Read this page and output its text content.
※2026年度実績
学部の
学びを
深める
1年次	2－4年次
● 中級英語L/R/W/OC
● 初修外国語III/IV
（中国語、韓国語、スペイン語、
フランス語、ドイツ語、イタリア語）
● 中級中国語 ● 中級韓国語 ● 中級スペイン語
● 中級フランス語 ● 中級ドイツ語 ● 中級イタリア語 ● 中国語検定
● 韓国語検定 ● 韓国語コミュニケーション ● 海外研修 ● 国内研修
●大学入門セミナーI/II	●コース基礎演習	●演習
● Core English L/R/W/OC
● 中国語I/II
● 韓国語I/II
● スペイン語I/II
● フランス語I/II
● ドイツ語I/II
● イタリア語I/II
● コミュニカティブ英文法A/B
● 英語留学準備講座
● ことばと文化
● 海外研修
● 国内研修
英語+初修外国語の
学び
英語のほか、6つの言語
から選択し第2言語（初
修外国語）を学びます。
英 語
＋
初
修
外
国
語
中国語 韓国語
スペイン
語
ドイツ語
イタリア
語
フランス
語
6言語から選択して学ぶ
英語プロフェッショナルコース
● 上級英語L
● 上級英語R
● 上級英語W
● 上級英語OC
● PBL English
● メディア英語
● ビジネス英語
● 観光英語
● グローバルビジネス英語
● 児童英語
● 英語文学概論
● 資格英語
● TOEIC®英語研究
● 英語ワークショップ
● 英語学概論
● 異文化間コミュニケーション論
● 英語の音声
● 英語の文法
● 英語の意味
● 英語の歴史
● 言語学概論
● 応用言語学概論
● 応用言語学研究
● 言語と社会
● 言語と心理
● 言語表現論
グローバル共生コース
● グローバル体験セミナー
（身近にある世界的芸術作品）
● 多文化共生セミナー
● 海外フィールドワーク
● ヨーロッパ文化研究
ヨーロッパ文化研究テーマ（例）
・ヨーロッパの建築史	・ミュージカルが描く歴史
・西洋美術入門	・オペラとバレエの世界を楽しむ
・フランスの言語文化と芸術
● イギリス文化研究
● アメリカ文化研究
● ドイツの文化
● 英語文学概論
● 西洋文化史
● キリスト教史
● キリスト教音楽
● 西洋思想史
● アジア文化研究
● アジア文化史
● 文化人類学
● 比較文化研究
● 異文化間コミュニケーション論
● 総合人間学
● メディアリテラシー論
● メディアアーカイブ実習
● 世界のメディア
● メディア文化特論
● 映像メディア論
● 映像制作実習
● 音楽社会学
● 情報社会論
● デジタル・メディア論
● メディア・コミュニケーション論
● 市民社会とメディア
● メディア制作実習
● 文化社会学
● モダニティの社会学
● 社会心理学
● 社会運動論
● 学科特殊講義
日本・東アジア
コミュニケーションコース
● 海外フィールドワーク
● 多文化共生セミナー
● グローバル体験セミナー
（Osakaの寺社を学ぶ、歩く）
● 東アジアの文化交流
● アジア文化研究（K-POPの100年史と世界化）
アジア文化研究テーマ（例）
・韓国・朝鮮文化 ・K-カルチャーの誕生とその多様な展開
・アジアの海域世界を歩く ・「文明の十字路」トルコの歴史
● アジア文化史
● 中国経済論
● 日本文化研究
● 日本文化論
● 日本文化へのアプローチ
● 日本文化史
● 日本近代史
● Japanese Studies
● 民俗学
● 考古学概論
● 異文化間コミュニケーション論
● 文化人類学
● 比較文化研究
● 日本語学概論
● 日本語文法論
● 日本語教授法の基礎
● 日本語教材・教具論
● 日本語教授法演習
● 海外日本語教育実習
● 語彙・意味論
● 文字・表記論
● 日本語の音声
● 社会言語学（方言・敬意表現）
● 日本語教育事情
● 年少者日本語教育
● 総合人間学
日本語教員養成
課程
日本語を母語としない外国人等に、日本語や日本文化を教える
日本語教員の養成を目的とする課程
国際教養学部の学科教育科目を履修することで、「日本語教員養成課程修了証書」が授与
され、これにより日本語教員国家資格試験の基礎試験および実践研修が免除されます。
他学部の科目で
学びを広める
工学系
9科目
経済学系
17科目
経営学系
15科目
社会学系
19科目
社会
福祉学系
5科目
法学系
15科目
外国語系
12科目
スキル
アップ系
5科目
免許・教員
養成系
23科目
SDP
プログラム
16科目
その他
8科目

◆ ◆ ◆ ◆

Return the lines above exactly, keeping every word.

Read this page and output its text content.
※2026年度実績
学部の
学びを
深める
1年次	2－4年次
● 中級英語L/R/W/OC
● 初修外国語III/IV
（中国語、韓国語、スペイン語、
フランス語、ドイツ語、イタリア語）
● 中級中国語 ● 中級韓国語 ● 中級スペイン語
● 中級フランス語 ● 中級ドイツ語 ● 中級イタリア語 ● 中国語検定
● 韓国語検定 ● 韓国語コミュニケーション ● 海外研修 ● 国内研修
●大学入門セミナーI/II	●コース基礎演習	●演習
● Core English L/R/W/OC
● 中国語I/II
● 韓国語I/II
● スペイン語I/II
● フランス語I/II
● ドイツ語I/II
● イタリア語I/II
● コミュニカティブ英文法A/B
● 英語留学準備講座
● ことばと文化
● 海外研修
● 国内研修
英語+初修外国語の
学び
英語のほか、6つの言語
から選択し第2言語（初
修外国語）を学びます。
英 語
＋
初
修
外
国
語
中国語 韓国語
スペイン
語
ドイツ語
イタリア
語
フランス
語
6言語から選択して学ぶ
英語プロフェッショナルコース
● 上級英語L
● 上級英語R
● 上級英語W
● 上級英語OC
● PBL English
● メディア英語
● ビジネス英語
● 観光英語
● グローバルビジネス英語
● 児童英語
● 英語文学概論
● 資格英語
● TOEIC®英語研究
● 英語ワークショップ
● 英語学概論
● 異文化間コミュニケーション論
● 英語の音声
● 英語の文法
● 英語の意味
● 英語の歴史
● 言語学概論
● 応用言語学概論
● 応用言語学研究
● 言語と社会
● 言語と心理
● 言語表現論
グローバル共生コース
● グローバル体験セミナー
（身近にある世界的芸術作品）
● 多文化共生セミナー
● 海外フィールドワーク
● ヨーロッパ文化研究
ヨーロッパ文化研究テーマ（例）
・ヨーロッパの建築史	・ミュージカルが描く歴史
・西洋美術入門	・オペラとバレエの世界を楽しむ
・フランスの言語文化と芸術
● イギリス文化研究
● アメリカ文化研究
● ドイツの文化
● 英語文学概論
● 西洋文化史
● キリスト教史
● キリスト教音楽
● 西洋思想史
● アジア文化研究
● アジア文化史
● 文化人類学
● 比較文化研究
● 異文化間コミュニケーション論
● 総合人間学
● メディアリテラシー論
● メディアアーカイブ実習
● 世界のメディア
● メディア文化特論
● 映像メディア論
● 映像制作実習
● 音楽社会学
● 情報社会論
● デジタル・メディア論
● メディア・コミュニケーション論
● 市民社会とメディア
● メディア制作実習
● 文化社会学
● モダニティの社会学
● 社会心理学
● 社会運動論
● 学科特殊講義
日本・東アジア
コミュニケーションコース
● 海外フィールドワーク
● 多文化共生セミナー
● グローバル体験セミナー
（Osakaの寺社を学ぶ、歩く）
● 東アジアの文化交流
● アジア文化研究（K-POPの100年史と世界化）
アジア文化研究テーマ（例）
・韓国・朝鮮文化 ・K-カルチャーの誕生とその多様な展開
・アジアの海域世界を歩く ・「文明の十字路」トルコの歴史
● アジア文化史
● 中国経済論
● 日本文化研究
● 日本文化論
● 日本文化へのアプローチ
● 日本文化史
● 日本近代史
● Japanese Studies
● 民俗学
● 考古学概論
● 異文化間コミュニケーション論
● 文化人類学
● 比較文化研究
● 日本語学概論
● 日本語文法論
● 日本語教授法の基礎
● 日本語教材・教具論
● 日本語教授法演習
● 海外日本語教育実習
● 語彙・意味論
● 文字・表記論
● 日本語の音声
● 社会言語学（方言・敬意表現）
● 日本語教育事情
● 年少者日本語教育
● 総合人間学
日本語教員養成
課程
日本語を母語としない外国人等に、日本語や日本文化を教える
日本語教員の養成を目的とする課程
国際教養学部の学科教育科目を履修することで、「日本語教員養成課程修了証書」が授与
され、これにより日本語教員国家資格試験の基礎試験および実践研修が免除されます。
他学部の科目で
学びを広める
工学系
9科目
経済学系
17科目
経営学系
15科目
社会学系
19科目
社会
福祉学系
5科目
法学系
15科目
外国語系
12科目
スキル
アップ系
5科目
免許・教員
養成系
23科目
SDP
プログラム
16科目
その他
8科目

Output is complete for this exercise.